From the listing below, pull out all lines with "points" in them.

○ ○ ○ ○

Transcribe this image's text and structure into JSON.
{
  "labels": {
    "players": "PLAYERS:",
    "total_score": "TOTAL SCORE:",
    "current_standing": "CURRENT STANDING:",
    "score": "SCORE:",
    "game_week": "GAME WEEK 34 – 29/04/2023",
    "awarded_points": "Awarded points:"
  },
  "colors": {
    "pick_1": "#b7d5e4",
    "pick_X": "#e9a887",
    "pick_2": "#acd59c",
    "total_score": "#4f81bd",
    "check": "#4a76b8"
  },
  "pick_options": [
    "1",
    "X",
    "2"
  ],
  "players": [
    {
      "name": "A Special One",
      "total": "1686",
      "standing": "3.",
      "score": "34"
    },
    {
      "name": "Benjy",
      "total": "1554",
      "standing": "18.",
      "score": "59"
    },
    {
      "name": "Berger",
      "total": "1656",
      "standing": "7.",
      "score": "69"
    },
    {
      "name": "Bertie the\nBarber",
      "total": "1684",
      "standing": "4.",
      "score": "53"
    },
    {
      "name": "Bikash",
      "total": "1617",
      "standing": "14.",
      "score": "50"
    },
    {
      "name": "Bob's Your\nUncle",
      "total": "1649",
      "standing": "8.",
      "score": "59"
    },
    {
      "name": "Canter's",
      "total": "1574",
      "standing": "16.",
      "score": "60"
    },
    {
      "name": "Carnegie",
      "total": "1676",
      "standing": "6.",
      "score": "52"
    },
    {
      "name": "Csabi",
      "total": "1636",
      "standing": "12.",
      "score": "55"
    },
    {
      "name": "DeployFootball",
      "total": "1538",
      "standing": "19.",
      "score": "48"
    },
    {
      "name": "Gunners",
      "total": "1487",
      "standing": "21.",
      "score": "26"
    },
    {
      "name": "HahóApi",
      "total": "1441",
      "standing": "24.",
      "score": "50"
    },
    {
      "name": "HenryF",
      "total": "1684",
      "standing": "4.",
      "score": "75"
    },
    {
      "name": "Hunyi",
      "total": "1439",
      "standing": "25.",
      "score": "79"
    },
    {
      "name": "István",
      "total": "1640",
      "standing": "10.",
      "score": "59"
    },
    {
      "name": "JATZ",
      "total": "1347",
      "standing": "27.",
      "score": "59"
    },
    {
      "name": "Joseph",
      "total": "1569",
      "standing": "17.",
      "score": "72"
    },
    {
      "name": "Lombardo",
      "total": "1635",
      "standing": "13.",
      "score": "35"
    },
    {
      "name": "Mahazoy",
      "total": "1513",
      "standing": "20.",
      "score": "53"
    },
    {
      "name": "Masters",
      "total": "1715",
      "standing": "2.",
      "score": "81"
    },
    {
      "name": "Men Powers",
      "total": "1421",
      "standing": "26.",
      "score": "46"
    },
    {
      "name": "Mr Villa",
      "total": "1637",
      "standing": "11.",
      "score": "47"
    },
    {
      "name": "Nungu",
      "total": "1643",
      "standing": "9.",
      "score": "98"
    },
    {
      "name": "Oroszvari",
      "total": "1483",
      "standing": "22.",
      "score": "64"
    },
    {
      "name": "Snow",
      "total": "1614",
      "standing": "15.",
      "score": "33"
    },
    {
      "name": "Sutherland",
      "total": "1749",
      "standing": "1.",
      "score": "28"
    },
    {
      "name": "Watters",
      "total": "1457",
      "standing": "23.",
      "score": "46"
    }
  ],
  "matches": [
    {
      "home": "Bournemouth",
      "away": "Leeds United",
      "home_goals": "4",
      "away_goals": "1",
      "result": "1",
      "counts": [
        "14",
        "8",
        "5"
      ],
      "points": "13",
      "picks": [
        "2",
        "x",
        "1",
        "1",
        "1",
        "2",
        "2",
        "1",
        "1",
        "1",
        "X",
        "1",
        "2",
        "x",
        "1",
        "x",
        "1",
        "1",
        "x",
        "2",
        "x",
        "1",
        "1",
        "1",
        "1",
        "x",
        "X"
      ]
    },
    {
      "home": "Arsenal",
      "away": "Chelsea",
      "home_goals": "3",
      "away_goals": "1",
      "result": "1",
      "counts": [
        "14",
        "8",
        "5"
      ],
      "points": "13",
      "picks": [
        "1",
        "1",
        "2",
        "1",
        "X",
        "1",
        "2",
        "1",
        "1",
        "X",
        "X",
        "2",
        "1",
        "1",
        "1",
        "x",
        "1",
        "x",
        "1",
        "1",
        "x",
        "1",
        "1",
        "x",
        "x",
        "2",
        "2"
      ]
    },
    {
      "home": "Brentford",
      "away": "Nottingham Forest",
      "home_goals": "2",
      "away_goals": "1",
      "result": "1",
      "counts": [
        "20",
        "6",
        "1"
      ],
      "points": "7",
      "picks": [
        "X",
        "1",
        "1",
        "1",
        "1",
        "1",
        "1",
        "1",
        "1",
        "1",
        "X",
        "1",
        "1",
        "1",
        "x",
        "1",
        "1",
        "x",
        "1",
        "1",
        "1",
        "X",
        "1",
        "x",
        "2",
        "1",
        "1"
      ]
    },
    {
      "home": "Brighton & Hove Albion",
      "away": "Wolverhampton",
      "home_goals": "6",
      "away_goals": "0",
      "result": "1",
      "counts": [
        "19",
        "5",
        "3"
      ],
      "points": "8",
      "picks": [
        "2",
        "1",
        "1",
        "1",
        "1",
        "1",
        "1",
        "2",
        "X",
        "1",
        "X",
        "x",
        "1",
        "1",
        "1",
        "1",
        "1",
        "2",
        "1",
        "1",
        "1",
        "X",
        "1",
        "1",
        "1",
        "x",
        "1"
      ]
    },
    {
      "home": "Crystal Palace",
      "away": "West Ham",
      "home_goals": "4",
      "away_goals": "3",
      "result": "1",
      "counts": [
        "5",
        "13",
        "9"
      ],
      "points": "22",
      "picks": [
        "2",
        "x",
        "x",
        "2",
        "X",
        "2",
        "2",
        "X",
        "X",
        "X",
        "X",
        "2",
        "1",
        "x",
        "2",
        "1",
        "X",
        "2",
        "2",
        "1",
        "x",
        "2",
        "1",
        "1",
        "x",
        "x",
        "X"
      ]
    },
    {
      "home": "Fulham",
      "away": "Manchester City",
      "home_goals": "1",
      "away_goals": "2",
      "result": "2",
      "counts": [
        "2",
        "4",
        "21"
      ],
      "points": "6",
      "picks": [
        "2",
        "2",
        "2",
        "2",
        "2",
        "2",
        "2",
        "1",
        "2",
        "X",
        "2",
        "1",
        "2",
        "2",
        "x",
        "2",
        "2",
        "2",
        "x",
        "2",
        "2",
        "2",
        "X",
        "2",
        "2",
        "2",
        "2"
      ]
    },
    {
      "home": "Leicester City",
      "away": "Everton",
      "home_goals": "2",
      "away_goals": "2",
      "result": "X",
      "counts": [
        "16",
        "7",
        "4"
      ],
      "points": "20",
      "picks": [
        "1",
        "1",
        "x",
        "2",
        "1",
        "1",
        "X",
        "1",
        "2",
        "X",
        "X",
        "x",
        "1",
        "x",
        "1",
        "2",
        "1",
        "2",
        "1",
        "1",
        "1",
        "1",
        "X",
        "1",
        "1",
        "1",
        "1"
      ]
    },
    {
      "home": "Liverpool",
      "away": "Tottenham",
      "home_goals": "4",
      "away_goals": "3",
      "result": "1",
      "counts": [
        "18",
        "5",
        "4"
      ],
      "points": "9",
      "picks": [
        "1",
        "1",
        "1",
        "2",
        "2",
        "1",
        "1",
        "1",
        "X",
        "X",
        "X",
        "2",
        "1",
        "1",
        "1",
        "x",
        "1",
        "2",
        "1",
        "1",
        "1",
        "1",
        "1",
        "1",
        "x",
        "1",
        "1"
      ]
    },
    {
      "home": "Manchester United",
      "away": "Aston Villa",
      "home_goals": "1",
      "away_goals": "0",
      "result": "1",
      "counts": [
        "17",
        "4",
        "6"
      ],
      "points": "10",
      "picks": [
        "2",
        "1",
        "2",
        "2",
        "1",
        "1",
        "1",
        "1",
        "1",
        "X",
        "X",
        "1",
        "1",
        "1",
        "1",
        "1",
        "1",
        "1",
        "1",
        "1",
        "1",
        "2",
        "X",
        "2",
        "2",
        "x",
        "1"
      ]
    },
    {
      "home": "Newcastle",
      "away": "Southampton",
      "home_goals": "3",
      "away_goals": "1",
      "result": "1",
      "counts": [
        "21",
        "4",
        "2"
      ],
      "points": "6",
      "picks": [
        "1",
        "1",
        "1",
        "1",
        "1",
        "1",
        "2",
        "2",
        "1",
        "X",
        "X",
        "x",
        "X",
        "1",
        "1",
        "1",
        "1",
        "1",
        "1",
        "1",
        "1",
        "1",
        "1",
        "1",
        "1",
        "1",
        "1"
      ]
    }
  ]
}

○ ○ ○ ○

**Answer to the problem**.
    "awarded_points": "Awarded points:"
      "points": "13",
      "points": "13",
      "points": "7",
      "points": "8",
      "points": "22",
      "points": "6",
      "points": "20",
      "points": "9",
      "points": "10",
      "points": "6",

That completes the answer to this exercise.